Work to be completed
Identify the lines bearing the string "questo" and gather them.

Excerpted data
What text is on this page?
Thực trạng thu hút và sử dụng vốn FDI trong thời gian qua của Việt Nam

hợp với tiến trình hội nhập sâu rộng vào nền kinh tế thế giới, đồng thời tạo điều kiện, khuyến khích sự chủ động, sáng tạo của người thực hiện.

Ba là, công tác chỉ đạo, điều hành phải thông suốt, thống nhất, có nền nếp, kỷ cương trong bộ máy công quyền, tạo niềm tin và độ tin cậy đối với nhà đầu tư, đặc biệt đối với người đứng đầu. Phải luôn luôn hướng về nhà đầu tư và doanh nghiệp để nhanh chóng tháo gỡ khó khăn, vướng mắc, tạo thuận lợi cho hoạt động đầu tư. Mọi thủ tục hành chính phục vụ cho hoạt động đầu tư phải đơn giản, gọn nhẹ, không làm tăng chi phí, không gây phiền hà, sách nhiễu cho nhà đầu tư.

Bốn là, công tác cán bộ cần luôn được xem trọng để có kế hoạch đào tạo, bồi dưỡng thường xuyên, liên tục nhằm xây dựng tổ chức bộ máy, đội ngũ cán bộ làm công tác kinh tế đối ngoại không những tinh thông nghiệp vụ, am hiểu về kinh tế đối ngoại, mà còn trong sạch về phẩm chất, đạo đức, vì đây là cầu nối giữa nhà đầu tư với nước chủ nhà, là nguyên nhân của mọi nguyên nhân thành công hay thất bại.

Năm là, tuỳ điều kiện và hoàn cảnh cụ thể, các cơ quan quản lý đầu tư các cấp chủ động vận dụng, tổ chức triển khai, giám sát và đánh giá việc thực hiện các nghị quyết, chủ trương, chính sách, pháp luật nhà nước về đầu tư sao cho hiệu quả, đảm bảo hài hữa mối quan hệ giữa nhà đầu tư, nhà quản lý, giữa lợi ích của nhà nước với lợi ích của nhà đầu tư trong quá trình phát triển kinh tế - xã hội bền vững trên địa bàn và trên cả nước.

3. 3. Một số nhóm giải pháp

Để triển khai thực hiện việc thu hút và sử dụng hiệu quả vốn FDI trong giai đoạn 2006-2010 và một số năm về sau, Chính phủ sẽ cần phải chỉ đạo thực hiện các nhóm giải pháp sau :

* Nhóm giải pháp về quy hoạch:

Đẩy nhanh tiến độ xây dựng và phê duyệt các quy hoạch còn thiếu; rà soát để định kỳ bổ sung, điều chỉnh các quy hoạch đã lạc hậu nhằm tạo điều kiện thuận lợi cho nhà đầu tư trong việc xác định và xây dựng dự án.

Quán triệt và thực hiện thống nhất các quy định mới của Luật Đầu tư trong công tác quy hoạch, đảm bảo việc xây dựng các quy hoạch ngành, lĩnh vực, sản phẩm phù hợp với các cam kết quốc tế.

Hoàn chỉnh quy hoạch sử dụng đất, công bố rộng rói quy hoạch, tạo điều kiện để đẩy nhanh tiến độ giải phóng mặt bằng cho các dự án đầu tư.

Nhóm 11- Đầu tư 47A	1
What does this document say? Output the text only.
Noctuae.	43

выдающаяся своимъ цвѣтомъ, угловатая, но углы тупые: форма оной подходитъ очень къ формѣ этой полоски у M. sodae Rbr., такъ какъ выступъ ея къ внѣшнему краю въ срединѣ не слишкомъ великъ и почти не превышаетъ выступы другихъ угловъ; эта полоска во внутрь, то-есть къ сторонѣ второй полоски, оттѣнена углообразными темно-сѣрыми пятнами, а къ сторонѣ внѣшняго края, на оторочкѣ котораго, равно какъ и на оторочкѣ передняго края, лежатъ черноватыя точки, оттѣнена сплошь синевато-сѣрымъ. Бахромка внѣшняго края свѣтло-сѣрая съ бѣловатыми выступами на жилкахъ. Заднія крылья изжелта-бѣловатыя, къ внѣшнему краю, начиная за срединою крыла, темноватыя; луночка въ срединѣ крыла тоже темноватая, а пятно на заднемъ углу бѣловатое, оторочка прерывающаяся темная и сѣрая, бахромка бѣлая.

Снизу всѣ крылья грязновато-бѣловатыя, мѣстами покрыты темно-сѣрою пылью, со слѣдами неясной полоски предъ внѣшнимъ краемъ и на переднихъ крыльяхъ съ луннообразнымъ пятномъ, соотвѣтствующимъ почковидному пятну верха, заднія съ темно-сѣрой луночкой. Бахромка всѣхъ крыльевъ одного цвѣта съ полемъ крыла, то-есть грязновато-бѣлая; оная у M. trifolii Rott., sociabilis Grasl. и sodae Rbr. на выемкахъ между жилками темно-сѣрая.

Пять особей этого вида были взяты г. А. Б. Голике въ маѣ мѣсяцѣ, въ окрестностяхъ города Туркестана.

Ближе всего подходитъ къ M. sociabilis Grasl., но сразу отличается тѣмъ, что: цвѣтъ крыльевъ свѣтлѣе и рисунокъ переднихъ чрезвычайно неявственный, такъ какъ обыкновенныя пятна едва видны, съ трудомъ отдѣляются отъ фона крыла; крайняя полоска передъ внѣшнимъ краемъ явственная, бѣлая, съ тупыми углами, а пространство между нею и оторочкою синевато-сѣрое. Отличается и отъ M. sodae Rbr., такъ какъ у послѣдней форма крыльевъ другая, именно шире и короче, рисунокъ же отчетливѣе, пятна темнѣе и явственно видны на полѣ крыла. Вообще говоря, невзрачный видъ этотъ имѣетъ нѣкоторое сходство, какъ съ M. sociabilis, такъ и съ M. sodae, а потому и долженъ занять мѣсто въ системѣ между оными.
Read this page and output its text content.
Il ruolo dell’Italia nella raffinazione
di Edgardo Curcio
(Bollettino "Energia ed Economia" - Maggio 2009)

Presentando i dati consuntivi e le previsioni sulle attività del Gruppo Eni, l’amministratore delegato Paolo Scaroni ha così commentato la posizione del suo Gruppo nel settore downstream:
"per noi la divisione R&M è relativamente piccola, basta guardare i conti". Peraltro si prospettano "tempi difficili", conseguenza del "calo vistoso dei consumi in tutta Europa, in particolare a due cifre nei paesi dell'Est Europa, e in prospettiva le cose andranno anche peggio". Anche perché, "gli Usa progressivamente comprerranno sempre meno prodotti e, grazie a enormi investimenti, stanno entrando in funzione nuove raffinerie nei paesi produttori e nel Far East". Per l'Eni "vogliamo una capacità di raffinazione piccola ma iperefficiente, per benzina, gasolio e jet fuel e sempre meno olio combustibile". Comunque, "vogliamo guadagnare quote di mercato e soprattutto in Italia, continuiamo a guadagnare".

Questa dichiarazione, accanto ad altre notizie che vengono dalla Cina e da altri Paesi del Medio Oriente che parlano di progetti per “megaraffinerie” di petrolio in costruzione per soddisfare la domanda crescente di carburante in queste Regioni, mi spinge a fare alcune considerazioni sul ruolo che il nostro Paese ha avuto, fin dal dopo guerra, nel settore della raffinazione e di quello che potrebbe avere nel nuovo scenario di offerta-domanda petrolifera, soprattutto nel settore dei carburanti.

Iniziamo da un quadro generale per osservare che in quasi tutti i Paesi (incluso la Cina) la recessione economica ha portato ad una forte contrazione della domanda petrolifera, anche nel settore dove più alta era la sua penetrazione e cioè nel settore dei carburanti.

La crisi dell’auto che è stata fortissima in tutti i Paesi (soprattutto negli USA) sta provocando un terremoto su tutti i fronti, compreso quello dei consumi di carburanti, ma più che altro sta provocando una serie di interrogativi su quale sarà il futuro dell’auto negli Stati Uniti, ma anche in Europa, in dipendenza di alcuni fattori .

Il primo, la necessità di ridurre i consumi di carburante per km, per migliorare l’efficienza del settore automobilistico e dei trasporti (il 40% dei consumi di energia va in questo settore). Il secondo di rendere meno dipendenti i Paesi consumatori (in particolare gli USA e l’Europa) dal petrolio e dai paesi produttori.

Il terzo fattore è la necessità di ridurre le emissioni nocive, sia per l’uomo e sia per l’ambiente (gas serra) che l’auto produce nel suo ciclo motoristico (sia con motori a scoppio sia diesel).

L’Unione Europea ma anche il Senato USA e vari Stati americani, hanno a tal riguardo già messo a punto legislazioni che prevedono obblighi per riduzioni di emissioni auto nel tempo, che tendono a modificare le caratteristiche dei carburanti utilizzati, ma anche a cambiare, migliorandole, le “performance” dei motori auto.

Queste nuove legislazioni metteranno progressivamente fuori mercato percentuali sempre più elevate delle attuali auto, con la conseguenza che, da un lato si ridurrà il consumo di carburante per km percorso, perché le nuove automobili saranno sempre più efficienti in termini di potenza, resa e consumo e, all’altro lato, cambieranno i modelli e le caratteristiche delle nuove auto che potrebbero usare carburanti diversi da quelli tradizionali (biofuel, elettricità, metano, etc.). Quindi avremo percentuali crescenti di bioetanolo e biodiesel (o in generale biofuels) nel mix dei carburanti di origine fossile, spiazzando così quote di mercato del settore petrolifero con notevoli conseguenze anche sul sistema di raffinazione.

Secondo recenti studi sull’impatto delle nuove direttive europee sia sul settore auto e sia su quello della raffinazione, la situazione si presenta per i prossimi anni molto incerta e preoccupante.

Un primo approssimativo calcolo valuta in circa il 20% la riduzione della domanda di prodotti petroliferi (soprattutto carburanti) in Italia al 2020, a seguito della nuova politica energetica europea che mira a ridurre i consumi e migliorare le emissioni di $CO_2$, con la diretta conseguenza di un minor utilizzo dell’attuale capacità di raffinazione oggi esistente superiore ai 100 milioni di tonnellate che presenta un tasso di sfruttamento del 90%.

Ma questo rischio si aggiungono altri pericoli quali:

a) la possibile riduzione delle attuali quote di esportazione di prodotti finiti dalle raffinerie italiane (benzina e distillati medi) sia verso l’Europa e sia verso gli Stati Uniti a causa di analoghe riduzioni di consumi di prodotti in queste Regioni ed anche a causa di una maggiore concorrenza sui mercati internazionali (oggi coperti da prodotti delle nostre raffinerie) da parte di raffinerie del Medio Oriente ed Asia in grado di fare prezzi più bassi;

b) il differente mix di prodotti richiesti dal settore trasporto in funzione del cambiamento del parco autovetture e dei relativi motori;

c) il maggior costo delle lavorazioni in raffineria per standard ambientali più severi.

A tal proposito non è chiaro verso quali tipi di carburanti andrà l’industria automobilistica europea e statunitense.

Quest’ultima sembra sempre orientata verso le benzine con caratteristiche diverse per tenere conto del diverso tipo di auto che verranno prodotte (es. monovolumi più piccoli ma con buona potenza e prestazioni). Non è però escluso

Task output
Il primo, la necessità di ridurre i consumi di carburante per km, per migliorare l’efficienza del settore automobilistico e dei trasporti (il 40% dei consumi di energia va in questo settore). Il secondo di rendere meno dipendenti i Paesi consumatori (in particolare gli USA e l’Europa) dal petrolio e dai paesi produttori.
Ma questo rischio si aggiungono altri pericoli quali:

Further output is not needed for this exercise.